**Supplied text**
##############################
Bills Digest No. 39 2004-05
Family Law Amendment (Annuities)
Bill 2004
This is a new edition of a Bills Digest (no.33,
2004-05) previously prepared for the 40th Parliament.
WARNING:
This Digest was prepared for debate. It reflects the legislation as
introduced and does not canvass subsequent amendments. This Digest
does not have any official legal status. Other sources should be
consulted to determine the subsequent official status of the
Bill.
CONTENTS
Passage History
Purpose
Background
Main Provisions
Concluding Comments
Endnotes
Contact Officer & Copyright Details
Passage History
Family Law
Amendment (Annuities) Bill
2004
Date
Introduced: 17
November 2004
House: Senate
Portfolio: Attorney-General
Commencement:
The formal provisions
(sections 1 to 4) commence on Royal Assent; Schedule 1 commences on
17 December 2004; and Schedule 2 commences on proclamation or six
months after Royal Assent (whichever occurs first).
The Bill amends the Family Law
Act 1975 ( the Family Law Act ) to enable the Family Court of
Australia ( the Court ) (or another court having jurisdiction under
that Act) to divide certain annuities as part of a property
settlement between separating couples in the same way as the Court
currently divides the parties superannuation interests.
##############################
**Written exercise 1**
In the rows, from the first row through the line containing "Bar (525, 268, 536, 274)", inclusive, replace "Circle shape" with "Round marker" and leave everything else unchanged. Reproduce only those lines.
The text above and the rows that follow are unrelated to each other.

**Entries provided**
##############################
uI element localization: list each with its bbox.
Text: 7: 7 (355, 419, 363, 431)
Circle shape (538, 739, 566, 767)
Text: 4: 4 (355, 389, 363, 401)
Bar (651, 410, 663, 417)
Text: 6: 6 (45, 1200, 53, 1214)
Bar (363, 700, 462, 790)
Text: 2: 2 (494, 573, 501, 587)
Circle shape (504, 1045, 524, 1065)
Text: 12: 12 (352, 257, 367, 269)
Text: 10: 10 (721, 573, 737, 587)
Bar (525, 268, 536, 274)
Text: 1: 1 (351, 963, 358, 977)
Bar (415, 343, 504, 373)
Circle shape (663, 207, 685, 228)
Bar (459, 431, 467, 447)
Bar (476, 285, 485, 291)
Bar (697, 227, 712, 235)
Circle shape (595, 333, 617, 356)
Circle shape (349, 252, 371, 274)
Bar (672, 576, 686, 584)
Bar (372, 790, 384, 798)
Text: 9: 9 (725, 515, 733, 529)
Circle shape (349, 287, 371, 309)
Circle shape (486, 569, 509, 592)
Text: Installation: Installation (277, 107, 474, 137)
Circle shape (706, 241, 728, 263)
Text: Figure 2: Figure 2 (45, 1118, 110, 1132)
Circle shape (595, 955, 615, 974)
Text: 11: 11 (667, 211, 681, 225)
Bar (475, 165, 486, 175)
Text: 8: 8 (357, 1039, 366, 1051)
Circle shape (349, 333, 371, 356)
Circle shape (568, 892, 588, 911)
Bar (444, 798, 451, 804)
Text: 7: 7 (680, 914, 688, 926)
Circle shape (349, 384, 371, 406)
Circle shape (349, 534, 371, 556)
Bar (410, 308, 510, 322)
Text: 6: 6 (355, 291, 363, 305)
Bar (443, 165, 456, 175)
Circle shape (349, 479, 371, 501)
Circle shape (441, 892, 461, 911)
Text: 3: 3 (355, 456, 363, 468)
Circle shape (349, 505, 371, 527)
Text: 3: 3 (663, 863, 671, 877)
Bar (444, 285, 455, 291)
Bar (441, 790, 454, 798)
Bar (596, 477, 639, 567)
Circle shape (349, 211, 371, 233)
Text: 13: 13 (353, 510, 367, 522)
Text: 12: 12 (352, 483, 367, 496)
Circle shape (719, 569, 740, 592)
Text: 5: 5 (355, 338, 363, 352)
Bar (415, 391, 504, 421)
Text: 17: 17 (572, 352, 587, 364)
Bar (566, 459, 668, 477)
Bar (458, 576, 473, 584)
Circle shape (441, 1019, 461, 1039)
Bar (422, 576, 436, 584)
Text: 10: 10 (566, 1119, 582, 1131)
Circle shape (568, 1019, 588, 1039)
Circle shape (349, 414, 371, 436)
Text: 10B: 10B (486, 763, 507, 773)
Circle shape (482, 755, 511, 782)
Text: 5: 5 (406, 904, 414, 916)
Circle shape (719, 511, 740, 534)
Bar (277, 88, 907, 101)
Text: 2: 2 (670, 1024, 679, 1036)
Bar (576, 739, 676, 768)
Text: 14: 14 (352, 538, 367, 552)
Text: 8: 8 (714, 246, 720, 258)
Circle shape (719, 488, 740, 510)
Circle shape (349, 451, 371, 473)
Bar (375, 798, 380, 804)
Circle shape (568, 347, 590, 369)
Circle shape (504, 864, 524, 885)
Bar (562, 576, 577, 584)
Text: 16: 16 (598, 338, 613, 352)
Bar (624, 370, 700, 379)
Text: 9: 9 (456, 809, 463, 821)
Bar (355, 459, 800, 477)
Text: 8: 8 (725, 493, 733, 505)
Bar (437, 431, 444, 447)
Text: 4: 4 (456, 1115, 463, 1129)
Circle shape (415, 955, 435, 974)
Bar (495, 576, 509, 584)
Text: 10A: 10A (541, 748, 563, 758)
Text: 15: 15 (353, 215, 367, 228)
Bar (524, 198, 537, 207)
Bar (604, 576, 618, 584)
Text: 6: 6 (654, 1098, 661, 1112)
##############################
**Written exercise 2**
Carry on the digest of the Family Law Amendment (Annuities) Bill 2004 from the point at which it stops.

**Response 1**
uI element localization: list each with its bbox.
Text: 7: 7 (355, 419, 363, 431)
Round marker (538, 739, 566, 767)
Text: 4: 4 (355, 389, 363, 401)
Bar (651, 410, 663, 417)
Text: 6: 6 (45, 1200, 53, 1214)
Bar (363, 700, 462, 790)
Text: 2: 2 (494, 573, 501, 587)
Round marker (504, 1045, 524, 1065)
Text: 12: 12 (352, 257, 367, 269)
Text: 10: 10 (721, 573, 737, 587)
Bar (525, 268, 536, 274)

**Response 2**
It is important to note that the
Bill only deals with eligible annuities . This term refers to those
annuities purchased with moneys rolled over from superannuation
funds (or similar lump sums). In accountancy parlance, there are
three main types of annuities: term annuities, lifetime annuities
and allocated annuities.(1) The type which seems to fall
most easily within the definition of eligible annuity is the
allocated annuity , whereby a lump sum is invested in return for
regular payments until all capital has been exhausted
.(2)
According to the Second reading speech for the Bill:
Annuities [that is, eligible annuities] are a financial
investment product primarily designed for use as retirement income.
They receive similar tax concessions and preferential treatment for
social security income and asset test purposes as superannuation
products.
The key
distinction between superannuation and annuity products is that
annuities are a contractual rather than a legislative product and
annuities fund managers are not subject to the same regulation that
applies to superannuation fund managers.(3)
Currently, the Court can make orders
in relation to annuities under Part VIII of the Family Law Act
(being the part which sets out the Court s general powers in
relation to property, spousal maintenance and maintenance
agreements). Part VIII only permits the Court to make orders
directed to a party to the marriage (such as an order that one
spouse must pay income to the other spouse from annuity
payments).(4)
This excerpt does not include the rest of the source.